Problem requirements: Look through the records below, and copy out every line that holds the string "absetzen".

---- Records

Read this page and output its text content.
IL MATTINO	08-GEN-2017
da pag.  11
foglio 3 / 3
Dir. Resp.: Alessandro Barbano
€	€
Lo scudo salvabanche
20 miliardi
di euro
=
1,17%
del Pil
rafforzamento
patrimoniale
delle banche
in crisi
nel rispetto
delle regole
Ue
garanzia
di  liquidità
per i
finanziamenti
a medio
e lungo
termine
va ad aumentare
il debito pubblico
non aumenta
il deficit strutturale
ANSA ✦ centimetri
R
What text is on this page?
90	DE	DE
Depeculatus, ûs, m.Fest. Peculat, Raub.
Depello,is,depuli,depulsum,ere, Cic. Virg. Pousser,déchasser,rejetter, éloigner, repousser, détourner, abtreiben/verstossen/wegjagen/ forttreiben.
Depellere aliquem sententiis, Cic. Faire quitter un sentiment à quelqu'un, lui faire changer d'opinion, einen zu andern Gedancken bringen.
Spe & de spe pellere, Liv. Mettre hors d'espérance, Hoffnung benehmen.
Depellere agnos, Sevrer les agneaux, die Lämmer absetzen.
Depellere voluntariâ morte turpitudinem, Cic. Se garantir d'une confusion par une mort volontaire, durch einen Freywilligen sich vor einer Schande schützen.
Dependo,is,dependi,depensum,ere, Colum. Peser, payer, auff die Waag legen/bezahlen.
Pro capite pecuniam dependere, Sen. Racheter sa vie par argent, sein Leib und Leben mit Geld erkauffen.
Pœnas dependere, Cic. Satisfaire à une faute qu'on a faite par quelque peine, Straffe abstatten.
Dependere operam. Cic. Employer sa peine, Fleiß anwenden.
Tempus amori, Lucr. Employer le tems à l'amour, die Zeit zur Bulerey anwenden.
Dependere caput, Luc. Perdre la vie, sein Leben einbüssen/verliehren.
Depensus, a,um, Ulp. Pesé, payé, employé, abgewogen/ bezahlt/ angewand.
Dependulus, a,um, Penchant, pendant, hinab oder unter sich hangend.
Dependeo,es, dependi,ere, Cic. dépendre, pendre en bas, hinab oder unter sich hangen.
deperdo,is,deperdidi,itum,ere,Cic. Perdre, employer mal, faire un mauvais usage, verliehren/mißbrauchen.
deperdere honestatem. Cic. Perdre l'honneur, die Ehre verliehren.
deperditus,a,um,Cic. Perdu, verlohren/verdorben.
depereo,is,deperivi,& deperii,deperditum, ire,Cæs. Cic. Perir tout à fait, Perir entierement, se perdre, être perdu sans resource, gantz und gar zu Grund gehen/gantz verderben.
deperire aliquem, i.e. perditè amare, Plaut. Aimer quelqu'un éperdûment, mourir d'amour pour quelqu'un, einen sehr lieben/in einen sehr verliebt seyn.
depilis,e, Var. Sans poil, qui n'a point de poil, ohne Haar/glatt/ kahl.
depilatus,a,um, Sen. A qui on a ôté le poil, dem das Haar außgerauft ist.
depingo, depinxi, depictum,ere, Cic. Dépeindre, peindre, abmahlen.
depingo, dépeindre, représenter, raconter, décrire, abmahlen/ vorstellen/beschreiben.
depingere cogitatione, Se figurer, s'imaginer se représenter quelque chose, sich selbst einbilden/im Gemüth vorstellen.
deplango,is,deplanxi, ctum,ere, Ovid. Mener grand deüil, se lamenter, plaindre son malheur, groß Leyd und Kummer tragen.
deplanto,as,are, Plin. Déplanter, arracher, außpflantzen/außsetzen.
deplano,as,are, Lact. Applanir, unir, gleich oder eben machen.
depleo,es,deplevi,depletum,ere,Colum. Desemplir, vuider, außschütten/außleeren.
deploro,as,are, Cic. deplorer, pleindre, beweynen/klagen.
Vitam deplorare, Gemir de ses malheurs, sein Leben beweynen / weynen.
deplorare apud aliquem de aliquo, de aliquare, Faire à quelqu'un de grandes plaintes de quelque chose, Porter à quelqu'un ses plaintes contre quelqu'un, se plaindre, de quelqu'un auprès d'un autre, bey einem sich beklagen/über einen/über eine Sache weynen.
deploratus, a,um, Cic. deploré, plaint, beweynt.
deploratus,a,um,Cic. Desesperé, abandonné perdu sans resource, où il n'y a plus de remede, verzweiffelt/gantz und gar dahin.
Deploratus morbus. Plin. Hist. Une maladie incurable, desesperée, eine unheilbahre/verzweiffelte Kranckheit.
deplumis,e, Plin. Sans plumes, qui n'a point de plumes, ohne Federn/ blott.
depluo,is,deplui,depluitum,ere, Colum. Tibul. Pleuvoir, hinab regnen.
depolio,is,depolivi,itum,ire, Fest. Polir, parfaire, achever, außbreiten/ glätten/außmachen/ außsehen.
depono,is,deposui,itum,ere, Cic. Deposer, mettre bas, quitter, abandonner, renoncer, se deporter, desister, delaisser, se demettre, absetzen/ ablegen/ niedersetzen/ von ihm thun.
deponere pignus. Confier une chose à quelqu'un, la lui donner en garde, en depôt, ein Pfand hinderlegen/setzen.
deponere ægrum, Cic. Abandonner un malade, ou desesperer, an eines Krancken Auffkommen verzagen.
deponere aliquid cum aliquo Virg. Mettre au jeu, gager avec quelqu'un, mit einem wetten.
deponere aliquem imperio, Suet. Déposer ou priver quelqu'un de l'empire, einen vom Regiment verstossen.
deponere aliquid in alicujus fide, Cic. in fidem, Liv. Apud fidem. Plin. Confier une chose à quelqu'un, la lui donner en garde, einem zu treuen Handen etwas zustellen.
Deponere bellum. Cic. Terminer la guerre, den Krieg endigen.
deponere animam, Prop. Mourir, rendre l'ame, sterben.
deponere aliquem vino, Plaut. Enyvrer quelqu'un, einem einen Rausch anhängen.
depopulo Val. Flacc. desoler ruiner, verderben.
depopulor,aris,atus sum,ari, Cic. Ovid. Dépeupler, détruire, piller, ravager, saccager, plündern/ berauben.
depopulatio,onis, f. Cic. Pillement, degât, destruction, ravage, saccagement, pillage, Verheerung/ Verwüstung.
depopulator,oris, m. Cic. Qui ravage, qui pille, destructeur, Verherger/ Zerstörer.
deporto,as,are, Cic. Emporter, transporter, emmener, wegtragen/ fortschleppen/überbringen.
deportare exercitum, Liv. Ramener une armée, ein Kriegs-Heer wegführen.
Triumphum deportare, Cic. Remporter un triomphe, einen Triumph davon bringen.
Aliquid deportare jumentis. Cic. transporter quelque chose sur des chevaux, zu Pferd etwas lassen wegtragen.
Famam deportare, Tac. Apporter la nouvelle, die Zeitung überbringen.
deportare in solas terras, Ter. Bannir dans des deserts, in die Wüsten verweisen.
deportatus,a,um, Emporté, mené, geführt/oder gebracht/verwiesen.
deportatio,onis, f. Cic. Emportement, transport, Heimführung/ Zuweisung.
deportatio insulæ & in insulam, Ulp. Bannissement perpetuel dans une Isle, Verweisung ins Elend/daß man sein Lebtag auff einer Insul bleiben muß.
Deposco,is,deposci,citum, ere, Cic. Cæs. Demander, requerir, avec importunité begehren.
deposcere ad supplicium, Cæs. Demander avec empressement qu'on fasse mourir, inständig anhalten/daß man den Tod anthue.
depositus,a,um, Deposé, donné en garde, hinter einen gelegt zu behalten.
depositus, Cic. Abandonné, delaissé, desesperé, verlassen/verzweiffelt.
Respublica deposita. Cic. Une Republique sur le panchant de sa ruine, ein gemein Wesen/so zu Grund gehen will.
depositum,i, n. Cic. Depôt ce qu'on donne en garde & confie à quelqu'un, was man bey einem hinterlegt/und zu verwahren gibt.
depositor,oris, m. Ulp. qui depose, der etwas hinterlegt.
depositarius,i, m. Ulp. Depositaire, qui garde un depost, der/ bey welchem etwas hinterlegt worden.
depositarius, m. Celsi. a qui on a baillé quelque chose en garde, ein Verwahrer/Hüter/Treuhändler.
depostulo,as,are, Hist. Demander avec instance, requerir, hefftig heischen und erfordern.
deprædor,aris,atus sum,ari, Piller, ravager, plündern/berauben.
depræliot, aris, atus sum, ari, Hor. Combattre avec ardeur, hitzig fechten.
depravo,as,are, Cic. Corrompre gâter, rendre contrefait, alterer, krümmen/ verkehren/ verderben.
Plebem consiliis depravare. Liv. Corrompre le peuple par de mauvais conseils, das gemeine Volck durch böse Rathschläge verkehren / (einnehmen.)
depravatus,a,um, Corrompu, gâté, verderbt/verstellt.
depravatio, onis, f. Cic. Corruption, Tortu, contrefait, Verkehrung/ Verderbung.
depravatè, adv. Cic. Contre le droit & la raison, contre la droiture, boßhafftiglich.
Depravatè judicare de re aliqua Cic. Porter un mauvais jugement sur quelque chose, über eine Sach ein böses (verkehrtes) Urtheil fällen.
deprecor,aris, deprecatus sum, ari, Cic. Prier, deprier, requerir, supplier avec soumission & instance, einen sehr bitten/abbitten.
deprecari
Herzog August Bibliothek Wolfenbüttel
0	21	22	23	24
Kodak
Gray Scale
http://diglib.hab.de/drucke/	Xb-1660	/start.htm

--------

Answer below:
Depellere agnos, Sevrer les agneaux, die Lämmer absetzen.
depono,is,deposui,itum,ere, Cic. Deposer, mettre bas, quitter, abandonner, renoncer, se deporter, desister, delaisser, se demettre, absetzen/ ablegen/ niedersetzen/ von ihm thun.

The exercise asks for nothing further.